§ **Task requirements**
Give only the number of lines in the data that include the string "name".
[start Items]
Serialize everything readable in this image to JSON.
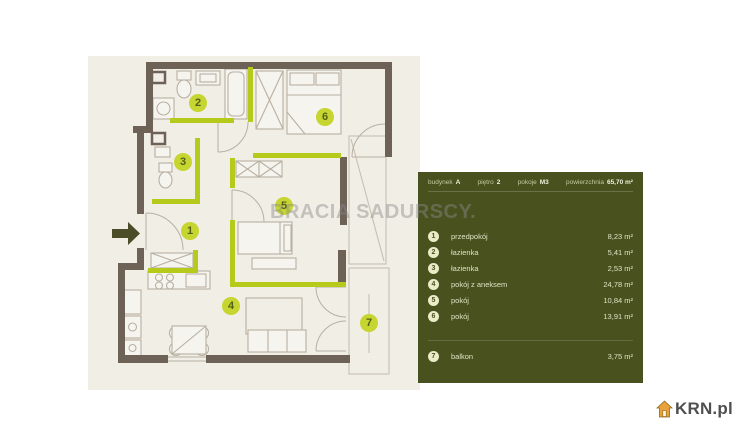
{
  "panel": {
    "header": {
      "building_label": "budynek",
      "building_value": "A",
      "floor_label": "piętro",
      "floor_value": "2",
      "rooms_label": "pokoje",
      "rooms_value": "M3",
      "area_label": "powierzchnia",
      "area_value": "65,70 m²"
    },
    "colors": {
      "background": "#49521f",
      "badge": "#ecebc7",
      "text": "#dde1c0"
    }
  },
  "rooms": [
    {
      "number": "1",
      "name": "przedpokój",
      "area": "8,23 m²"
    },
    {
      "number": "2",
      "name": "łazienka",
      "area": "5,41 m²"
    },
    {
      "number": "3",
      "name": "łazienka",
      "area": "2,53 m²"
    },
    {
      "number": "4",
      "name": "pokój z aneksem",
      "area": "24,78 m²"
    },
    {
      "number": "5",
      "name": "pokój",
      "area": "10,84 m²"
    },
    {
      "number": "6",
      "name": "pokój",
      "area": "13,91 m²"
    },
    {
      "number": "7",
      "name": "balkon",
      "area": "3,75 m²"
    }
  ],
  "watermark": {
    "text": "BRACIA SADURSCY."
  },
  "logo": {
    "text": "KRN.pl"
  },
  "floorplan": {
    "colors": {
      "wall": "#6e6156",
      "accent_wall": "#b5ca1b",
      "background": "#f1eee6",
      "badge": "#c6d52f",
      "furniture_line": "#b8b0a2",
      "entrance_arrow": "#4b4c28"
    }
  }
}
[end Items]
§ **Answer to this problem**
7